**** Excerpt ****
For most of us, whether we simply trip and scrape our knee or suffer serious dermal injuries in a car accident, we heal at a normal pace. The skin, which is an extremely complicated organ, goes through multiple stages while it heals.
- Hemostasis: This stage quite literally means stagnation. The blood vessels constrict and platelets accumulate to form a clot, and a scab forms.
- Inflammation: The second stage of the healing process; its purpose is to prevent infection. During the inflammatory healing stage, histamines are released and allow the blood vessels to dilate and white blood cells to flow freely into the wounded area. Leukocytes come first and are followed by macrophages. This process usually lasts three to four days.
- Proliferation: During this time – anywhere from two days to three weeks – the wound begins to heal by building tissue (including skin and blood vessels). The proliferative stage is broken down into three subphases.
**** Data for analysis ****
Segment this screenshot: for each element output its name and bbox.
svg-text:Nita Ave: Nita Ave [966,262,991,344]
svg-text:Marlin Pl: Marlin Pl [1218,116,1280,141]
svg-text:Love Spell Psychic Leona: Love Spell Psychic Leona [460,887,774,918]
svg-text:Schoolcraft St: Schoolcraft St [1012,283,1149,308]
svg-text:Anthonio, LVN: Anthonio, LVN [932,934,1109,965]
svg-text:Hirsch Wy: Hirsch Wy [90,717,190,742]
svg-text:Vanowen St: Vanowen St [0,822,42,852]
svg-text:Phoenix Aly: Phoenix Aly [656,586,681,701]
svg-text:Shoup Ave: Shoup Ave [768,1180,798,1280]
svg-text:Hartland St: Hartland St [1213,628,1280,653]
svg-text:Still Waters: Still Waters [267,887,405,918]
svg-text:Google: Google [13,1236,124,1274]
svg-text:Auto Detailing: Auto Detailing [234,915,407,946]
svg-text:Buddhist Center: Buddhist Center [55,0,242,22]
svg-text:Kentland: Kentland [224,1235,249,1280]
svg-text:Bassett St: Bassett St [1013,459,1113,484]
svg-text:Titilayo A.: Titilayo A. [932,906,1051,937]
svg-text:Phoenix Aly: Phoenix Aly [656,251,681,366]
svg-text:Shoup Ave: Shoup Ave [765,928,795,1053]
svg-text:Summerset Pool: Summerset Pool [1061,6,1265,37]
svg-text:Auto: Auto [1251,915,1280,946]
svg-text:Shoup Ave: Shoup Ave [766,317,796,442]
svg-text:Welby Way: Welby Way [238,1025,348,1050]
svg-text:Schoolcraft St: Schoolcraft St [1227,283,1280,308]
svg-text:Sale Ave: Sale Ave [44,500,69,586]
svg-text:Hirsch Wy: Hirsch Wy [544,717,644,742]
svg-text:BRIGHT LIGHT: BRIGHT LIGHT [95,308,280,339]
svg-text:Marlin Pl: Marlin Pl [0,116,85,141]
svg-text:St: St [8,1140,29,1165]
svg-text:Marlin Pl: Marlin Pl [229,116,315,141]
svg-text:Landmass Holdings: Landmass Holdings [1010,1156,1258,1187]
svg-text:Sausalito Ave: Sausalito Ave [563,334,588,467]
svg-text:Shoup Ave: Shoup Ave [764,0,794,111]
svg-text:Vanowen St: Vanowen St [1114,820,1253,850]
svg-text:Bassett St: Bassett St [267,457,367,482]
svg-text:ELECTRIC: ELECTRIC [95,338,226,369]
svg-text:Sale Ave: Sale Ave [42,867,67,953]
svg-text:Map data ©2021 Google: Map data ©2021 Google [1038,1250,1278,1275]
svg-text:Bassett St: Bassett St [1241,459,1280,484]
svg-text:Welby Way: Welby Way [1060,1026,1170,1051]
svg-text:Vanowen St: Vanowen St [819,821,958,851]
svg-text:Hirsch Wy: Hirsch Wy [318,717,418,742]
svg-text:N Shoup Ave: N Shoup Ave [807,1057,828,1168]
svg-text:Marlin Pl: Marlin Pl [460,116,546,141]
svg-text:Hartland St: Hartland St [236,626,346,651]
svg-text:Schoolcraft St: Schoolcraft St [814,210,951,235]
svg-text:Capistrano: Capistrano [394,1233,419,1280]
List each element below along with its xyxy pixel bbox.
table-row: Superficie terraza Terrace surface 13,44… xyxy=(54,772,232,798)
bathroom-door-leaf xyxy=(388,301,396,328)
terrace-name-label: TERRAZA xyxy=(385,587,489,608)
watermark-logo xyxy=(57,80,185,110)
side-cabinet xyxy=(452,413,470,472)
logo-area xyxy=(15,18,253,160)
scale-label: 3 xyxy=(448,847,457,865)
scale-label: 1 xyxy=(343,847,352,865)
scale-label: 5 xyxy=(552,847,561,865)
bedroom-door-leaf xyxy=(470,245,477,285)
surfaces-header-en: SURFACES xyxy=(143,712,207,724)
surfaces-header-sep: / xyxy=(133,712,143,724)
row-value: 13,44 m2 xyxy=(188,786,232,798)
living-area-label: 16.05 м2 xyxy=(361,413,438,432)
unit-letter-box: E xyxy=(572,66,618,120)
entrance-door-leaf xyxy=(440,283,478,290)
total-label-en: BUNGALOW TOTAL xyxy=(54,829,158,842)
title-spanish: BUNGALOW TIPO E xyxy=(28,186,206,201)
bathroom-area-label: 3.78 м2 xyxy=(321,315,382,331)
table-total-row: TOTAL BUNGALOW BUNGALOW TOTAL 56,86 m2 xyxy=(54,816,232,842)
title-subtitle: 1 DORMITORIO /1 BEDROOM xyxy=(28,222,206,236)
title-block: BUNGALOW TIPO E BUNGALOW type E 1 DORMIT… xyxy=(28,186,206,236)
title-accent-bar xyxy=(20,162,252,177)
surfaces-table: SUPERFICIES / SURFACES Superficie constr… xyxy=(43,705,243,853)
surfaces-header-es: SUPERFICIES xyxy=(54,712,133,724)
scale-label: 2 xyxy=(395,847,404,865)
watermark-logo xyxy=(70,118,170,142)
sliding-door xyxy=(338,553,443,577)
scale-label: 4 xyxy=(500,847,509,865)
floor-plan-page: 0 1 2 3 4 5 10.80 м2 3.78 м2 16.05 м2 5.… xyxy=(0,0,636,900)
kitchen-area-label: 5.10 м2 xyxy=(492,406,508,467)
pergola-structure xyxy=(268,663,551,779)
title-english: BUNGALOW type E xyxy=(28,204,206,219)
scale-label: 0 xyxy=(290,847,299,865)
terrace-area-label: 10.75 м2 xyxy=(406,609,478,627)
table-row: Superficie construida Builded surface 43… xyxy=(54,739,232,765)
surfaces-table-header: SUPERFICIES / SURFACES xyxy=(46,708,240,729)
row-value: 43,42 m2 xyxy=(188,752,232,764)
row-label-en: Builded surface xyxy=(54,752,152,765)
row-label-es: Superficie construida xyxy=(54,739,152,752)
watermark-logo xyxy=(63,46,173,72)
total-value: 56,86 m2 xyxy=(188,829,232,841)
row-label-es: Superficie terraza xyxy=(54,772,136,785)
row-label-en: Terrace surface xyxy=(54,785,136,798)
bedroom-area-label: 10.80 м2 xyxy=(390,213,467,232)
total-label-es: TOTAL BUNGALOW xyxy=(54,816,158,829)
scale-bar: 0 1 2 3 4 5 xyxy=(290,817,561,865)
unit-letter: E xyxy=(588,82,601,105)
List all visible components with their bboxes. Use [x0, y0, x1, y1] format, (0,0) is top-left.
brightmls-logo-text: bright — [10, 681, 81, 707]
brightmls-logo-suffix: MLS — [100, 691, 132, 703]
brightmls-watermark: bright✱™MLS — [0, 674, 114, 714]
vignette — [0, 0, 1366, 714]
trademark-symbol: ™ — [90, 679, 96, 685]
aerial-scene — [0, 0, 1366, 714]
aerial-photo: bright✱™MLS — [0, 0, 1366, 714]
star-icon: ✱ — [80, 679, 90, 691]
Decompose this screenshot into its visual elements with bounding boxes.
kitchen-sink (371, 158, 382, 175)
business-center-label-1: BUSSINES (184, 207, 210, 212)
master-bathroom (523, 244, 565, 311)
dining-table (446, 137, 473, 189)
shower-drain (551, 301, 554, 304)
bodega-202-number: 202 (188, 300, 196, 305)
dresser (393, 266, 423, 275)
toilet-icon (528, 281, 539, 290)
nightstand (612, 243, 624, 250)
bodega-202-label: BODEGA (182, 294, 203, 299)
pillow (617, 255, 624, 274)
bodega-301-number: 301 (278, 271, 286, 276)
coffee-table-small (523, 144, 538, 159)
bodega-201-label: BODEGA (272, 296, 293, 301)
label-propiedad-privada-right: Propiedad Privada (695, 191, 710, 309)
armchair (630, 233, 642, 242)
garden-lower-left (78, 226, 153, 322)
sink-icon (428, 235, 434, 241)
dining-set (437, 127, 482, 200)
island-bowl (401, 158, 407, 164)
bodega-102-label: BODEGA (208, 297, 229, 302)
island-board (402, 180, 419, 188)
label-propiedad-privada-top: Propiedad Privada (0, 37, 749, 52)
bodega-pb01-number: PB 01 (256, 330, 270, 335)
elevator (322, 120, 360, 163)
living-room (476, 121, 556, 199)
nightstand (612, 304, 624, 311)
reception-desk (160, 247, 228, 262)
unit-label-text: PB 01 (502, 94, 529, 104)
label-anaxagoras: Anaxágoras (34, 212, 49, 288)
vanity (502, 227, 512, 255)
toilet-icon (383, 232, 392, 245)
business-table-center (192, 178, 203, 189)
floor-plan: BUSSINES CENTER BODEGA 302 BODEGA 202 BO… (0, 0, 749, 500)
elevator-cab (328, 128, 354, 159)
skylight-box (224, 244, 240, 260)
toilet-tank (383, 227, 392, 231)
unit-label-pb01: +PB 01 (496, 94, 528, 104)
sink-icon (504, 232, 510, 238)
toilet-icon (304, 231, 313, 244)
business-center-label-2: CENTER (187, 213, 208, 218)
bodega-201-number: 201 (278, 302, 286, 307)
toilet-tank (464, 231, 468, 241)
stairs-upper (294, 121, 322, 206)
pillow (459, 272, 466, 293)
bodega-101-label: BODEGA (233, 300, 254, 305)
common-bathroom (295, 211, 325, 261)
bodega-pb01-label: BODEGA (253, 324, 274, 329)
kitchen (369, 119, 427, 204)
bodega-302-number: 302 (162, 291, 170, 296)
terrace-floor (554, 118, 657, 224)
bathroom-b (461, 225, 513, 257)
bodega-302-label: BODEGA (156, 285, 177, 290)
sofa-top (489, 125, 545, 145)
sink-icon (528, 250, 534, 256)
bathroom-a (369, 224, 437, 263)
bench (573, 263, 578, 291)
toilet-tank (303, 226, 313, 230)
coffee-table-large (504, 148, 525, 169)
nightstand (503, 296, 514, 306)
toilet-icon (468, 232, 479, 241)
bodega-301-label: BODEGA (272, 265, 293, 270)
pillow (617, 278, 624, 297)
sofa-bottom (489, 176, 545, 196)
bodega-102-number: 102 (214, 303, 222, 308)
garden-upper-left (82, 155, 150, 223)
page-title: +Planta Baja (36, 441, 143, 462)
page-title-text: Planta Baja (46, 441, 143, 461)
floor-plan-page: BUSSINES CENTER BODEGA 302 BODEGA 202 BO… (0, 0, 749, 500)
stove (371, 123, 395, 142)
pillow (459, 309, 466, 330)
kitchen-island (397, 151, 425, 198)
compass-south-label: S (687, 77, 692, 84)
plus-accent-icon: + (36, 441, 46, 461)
****
• _Your goal_: Can you carry on the passage about how skin heals, starting right after its final sentence?

• _Answer for this exercise_:
- Granulation: Fibroblasts (cells) travel through the wound and begin to create collagen. The collagen fibers then develop into a web that creates the foundation of healing.
- Angiogenesis: This is the development of new blood vessels.
- Re-epithelialization: New epithelial cells grow from the edges of the wound across the web created by the collagen fibers. A thin layer bridges the wound in 48 – 72 hours.
• Remodeling: Though the wound is now healed, the process continues through remodeling. Remodeling is a constant and continuous alteration and strengthening of the scar tissue. Scar tissue is never as strong as the original skin, but through this last and final phase, the body works to make it as sturdy as possible.
While this process goes smoothly for the majority of us – oftentimes we hardly notice the process – for some, their wounds never heal.